*Requirement 1*
From the email about a gunshot wound to the right chest, reproduce the stretch from "It depends on" through "feeding jejunostomy." with no changes.
*Requirement 2*
In the email about a gunshot wound to the right chest, restate the paragraph beginning "It depends on the amount of contamination" more briefly, keeping its main facts.
*Requirement 3*
Resume the email about a gunshot wound to the right chest after its last sentence.

*Excerpt provided*
GSW TO RIGHT CHEST. IT GETS WORSE
KMATTOX at aol.com
KMATTOX at aol.com
Tue Sep 4 21:58:18 BST 2007
In a message dated 9/4/2007 3:43:39 P.M. Central Daylight Time,
mgreeds at reeds.uk.com writes:
1) a resection and primary anastomosis (with numerous drains - in case
of a subsequent anastomotic leak/breakdown);
2) bringing out the "leak" through the chest as a T-tube; or,
3) oesophagostomy
I would be keen to hear others' views on this list regarding which procedure
they would perform (I am sure that there are people who sit STRONGLY in each
of the respective camps!)
It depends on the amount of contamination, and I could support each. If I
did an esophagostomy (cervical), I would ADD a draining gastrostomy and a
feeding jejunostomy.

*Record set*
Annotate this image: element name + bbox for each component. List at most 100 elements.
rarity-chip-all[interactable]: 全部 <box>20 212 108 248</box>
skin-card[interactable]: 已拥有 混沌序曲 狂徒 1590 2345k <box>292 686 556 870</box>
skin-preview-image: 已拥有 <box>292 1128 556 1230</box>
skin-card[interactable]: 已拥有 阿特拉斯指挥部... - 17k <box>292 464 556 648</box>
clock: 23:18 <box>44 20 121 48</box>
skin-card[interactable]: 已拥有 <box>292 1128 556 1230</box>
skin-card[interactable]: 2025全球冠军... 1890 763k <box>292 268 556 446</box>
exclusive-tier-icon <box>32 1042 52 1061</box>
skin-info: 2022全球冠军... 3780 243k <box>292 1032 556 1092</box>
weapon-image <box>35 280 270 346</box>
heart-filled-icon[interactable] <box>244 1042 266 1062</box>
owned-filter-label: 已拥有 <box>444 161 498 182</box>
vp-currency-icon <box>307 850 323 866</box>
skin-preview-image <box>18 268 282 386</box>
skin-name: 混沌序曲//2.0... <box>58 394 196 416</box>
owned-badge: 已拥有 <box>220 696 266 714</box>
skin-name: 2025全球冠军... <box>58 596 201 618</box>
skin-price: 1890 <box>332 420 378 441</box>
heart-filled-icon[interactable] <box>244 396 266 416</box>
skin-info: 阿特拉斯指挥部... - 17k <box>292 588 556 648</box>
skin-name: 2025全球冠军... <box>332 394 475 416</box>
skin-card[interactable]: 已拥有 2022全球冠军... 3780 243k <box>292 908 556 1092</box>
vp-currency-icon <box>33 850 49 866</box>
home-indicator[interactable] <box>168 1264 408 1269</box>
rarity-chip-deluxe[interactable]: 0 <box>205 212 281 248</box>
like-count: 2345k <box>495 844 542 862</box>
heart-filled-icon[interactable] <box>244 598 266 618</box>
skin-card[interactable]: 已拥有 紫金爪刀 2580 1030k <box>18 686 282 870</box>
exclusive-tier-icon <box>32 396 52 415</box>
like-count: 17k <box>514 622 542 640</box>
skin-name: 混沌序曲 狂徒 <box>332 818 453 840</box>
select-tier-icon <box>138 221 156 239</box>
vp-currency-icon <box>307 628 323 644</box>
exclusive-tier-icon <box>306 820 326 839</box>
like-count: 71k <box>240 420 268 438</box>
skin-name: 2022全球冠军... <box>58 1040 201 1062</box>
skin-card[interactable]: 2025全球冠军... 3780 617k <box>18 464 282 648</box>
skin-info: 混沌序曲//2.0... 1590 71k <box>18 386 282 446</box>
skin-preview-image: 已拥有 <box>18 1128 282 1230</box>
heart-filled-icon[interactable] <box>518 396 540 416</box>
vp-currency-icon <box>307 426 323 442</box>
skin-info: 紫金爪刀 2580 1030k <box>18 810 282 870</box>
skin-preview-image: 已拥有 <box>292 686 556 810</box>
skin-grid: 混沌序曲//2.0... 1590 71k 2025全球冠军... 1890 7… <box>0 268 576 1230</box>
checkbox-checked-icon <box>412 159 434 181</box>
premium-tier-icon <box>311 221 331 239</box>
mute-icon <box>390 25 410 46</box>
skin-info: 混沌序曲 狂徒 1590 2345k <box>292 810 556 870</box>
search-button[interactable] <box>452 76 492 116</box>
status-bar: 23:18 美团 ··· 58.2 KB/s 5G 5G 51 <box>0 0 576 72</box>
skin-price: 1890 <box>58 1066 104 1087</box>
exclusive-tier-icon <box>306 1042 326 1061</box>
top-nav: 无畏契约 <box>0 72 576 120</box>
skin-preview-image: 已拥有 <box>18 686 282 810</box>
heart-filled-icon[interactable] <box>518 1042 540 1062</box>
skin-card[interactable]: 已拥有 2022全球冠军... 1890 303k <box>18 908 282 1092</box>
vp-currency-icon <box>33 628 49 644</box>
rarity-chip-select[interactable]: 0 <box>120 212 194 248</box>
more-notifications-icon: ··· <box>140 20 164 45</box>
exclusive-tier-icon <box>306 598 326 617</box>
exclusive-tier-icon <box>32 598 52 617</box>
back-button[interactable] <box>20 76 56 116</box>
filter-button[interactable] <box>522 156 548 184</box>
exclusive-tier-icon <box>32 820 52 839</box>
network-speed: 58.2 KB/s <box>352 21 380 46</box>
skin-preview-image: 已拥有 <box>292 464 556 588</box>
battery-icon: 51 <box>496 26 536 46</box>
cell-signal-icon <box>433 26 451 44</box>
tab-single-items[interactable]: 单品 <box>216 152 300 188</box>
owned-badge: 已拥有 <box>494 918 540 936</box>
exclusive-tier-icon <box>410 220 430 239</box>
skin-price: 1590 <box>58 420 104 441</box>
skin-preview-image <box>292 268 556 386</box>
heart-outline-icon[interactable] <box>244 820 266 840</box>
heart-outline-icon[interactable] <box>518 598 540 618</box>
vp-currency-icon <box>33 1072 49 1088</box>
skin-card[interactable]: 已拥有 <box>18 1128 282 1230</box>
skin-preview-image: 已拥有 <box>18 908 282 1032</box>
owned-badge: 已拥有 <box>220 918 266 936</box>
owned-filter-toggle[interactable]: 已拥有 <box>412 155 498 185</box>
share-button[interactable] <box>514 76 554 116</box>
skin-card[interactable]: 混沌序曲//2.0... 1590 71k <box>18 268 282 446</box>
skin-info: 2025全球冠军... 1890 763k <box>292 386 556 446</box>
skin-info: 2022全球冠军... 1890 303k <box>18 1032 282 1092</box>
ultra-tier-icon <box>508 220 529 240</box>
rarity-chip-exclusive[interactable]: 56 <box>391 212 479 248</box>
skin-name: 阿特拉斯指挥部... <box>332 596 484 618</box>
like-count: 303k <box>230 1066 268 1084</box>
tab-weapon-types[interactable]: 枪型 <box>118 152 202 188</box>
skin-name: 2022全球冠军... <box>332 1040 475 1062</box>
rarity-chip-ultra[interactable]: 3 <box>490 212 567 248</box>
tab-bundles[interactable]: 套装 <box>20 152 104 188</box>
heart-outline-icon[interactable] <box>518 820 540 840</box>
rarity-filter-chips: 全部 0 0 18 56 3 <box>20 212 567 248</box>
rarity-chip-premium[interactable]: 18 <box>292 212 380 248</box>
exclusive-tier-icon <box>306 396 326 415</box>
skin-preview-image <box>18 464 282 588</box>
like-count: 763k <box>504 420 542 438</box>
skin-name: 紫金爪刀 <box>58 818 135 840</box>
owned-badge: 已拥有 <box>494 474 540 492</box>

*Task answer 1*
It depends on the amount of contamination, and I could support each. If I
did an esophagostomy (cervical), I would ADD a draining gastrostomy and a
feeding jejunostomy.

*Task answer 2*
The choice depends on how much contamination there is, and each option is supportable. A cervical esophagostomy would be accompanied by a draining gastrostomy and a feeding jejunostomy.

*Task answer 3*
One other BIG point. As I entered the chest, I would prepare a 4ICS
intercostal muscle flap, to WRAP the esophageal repair with upon completion of the
procedure. At this juncture, however, this possibliity is probably
"trashed" by the first operation, with vascular compromise of the potential muscle
pedicle. I have always prepared such a muscle flap any time I go into the
chest with a potential esophageal injury.